- WHAT YOU HAVE TO DO -
Every single entry that follows is to be retyped exactly.

- TASK DATA -
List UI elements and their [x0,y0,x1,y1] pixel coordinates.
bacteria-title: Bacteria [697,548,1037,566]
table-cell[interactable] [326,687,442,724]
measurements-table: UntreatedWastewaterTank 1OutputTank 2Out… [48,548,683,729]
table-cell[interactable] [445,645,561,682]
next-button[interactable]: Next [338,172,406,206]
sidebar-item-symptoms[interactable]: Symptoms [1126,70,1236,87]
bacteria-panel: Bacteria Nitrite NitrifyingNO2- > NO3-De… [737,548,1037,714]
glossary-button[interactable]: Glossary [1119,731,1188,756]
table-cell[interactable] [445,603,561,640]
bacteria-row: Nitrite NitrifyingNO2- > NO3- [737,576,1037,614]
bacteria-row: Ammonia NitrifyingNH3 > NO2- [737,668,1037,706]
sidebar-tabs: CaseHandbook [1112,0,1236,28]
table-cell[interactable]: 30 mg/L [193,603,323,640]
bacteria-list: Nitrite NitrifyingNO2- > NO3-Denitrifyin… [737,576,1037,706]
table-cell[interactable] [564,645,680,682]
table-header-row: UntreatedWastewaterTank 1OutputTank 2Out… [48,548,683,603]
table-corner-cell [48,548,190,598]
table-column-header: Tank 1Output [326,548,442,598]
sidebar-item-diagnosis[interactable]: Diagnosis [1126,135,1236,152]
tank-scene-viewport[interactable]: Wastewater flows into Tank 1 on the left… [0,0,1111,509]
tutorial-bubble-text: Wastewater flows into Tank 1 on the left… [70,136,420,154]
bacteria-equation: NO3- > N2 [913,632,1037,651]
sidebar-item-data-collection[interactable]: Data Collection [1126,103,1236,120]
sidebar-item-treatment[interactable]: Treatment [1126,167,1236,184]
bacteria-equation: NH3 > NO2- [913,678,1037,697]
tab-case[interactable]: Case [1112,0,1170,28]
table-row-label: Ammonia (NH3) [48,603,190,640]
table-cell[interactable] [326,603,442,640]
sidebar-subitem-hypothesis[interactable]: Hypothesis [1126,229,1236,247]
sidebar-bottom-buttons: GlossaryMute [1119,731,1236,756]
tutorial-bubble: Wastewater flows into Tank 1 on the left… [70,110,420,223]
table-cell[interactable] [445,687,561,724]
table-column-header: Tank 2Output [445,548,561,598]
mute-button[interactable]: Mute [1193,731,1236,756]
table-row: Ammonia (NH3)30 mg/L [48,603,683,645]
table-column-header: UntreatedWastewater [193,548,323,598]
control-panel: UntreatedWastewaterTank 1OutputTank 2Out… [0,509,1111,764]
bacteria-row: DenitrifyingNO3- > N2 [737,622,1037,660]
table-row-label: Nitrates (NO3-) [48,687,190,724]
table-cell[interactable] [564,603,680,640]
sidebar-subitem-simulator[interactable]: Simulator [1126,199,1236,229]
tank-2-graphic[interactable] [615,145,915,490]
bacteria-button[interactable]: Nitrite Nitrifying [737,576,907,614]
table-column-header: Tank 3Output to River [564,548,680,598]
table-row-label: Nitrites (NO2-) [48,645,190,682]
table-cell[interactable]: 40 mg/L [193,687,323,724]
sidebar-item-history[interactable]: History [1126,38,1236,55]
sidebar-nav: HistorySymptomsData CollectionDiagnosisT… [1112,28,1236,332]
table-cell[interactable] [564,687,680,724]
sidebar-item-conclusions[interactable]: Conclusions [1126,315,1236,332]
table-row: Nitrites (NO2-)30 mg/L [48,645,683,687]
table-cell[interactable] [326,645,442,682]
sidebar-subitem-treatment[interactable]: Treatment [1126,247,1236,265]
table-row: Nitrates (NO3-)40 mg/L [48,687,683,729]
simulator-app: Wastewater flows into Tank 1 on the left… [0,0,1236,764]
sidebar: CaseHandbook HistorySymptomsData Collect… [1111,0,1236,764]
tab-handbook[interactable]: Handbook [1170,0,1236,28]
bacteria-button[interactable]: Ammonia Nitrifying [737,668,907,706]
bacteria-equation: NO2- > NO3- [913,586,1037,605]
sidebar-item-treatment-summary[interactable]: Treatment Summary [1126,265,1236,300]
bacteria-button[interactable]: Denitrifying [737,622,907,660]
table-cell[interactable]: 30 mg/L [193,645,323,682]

- EXERCISE SOLUTION -
List UI elements and their [x0,y0,x1,y1] pixel coordinates.
bacteria-title: Bacteria [697,548,1037,566]
table-cell[interactable] [326,687,442,724]
measurements-table: UntreatedWastewaterTank 1OutputTank 2Out… [48,548,683,729]
table-cell[interactable] [445,645,561,682]
next-button[interactable]: Next [338,172,406,206]
sidebar-item-symptoms[interactable]: Symptoms [1126,70,1236,87]
bacteria-panel: Bacteria Nitrite NitrifyingNO2- > NO3-De… [737,548,1037,714]
glossary-button[interactable]: Glossary [1119,731,1188,756]
table-cell[interactable] [445,603,561,640]
bacteria-row: Nitrite NitrifyingNO2- > NO3- [737,576,1037,614]
bacteria-row: Ammonia NitrifyingNH3 > NO2- [737,668,1037,706]
sidebar-tabs: CaseHandbook [1112,0,1236,28]
table-cell[interactable]: 30 mg/L [193,603,323,640]
bacteria-list: Nitrite NitrifyingNO2- > NO3-Denitrifyin… [737,576,1037,706]
table-cell[interactable] [564,645,680,682]
table-header-row: UntreatedWastewaterTank 1OutputTank 2Out… [48,548,683,603]
table-corner-cell [48,548,190,598]
table-column-header: Tank 1Output [326,548,442,598]
sidebar-item-diagnosis[interactable]: Diagnosis [1126,135,1236,152]
tank-scene-viewport[interactable]: Wastewater flows into Tank 1 on the left… [0,0,1111,509]
tutorial-bubble-text: Wastewater flows into Tank 1 on the left… [70,136,420,154]
bacteria-equation: NO3- > N2 [913,632,1037,651]
sidebar-item-data-collection[interactable]: Data Collection [1126,103,1236,120]
sidebar-item-treatment[interactable]: Treatment [1126,167,1236,184]
bacteria-equation: NH3 > NO2- [913,678,1037,697]
tab-case[interactable]: Case [1112,0,1170,28]
table-row-label: Ammonia (NH3) [48,603,190,640]
table-cell[interactable] [326,603,442,640]
sidebar-subitem-hypothesis[interactable]: Hypothesis [1126,229,1236,247]
sidebar-bottom-buttons: GlossaryMute [1119,731,1236,756]
tutorial-bubble: Wastewater flows into Tank 1 on the left… [70,110,420,223]
table-cell[interactable] [445,687,561,724]
table-column-header: Tank 2Output [445,548,561,598]
mute-button[interactable]: Mute [1193,731,1236,756]
table-row: Ammonia (NH3)30 mg/L [48,603,683,645]
table-column-header: UntreatedWastewater [193,548,323,598]
control-panel: UntreatedWastewaterTank 1OutputTank 2Out… [0,509,1111,764]
bacteria-row: DenitrifyingNO3- > N2 [737,622,1037,660]
table-row-label: Nitrates (NO3-) [48,687,190,724]
table-cell[interactable] [564,603,680,640]
sidebar-subitem-simulator[interactable]: Simulator [1126,199,1236,229]
tank-2-graphic[interactable] [615,145,915,490]
bacteria-button[interactable]: Nitrite Nitrifying [737,576,907,614]
table-column-header: Tank 3Output to River [564,548,680,598]
table-row-label: Nitrites (NO2-) [48,645,190,682]
table-cell[interactable]: 40 mg/L [193,687,323,724]
sidebar-item-history[interactable]: History [1126,38,1236,55]
sidebar-nav: HistorySymptomsData CollectionDiagnosisT… [1112,28,1236,332]
table-cell[interactable] [564,687,680,724]
sidebar-item-conclusions[interactable]: Conclusions [1126,315,1236,332]
table-row: Nitrites (NO2-)30 mg/L [48,645,683,687]
table-cell[interactable] [326,645,442,682]
sidebar-subitem-treatment[interactable]: Treatment [1126,247,1236,265]
table-row: Nitrates (NO3-)40 mg/L [48,687,683,729]
simulator-app: Wastewater flows into Tank 1 on the left… [0,0,1236,764]
sidebar: CaseHandbook HistorySymptomsData Collect… [1111,0,1236,764]
tab-handbook[interactable]: Handbook [1170,0,1236,28]
bacteria-button[interactable]: Ammonia Nitrifying [737,668,907,706]
bacteria-equation: NO2- > NO3- [913,586,1037,605]
sidebar-item-treatment-summary[interactable]: Treatment Summary [1126,265,1236,300]
bacteria-button[interactable]: Denitrifying [737,622,907,660]
table-cell[interactable]: 30 mg/L [193,645,323,682]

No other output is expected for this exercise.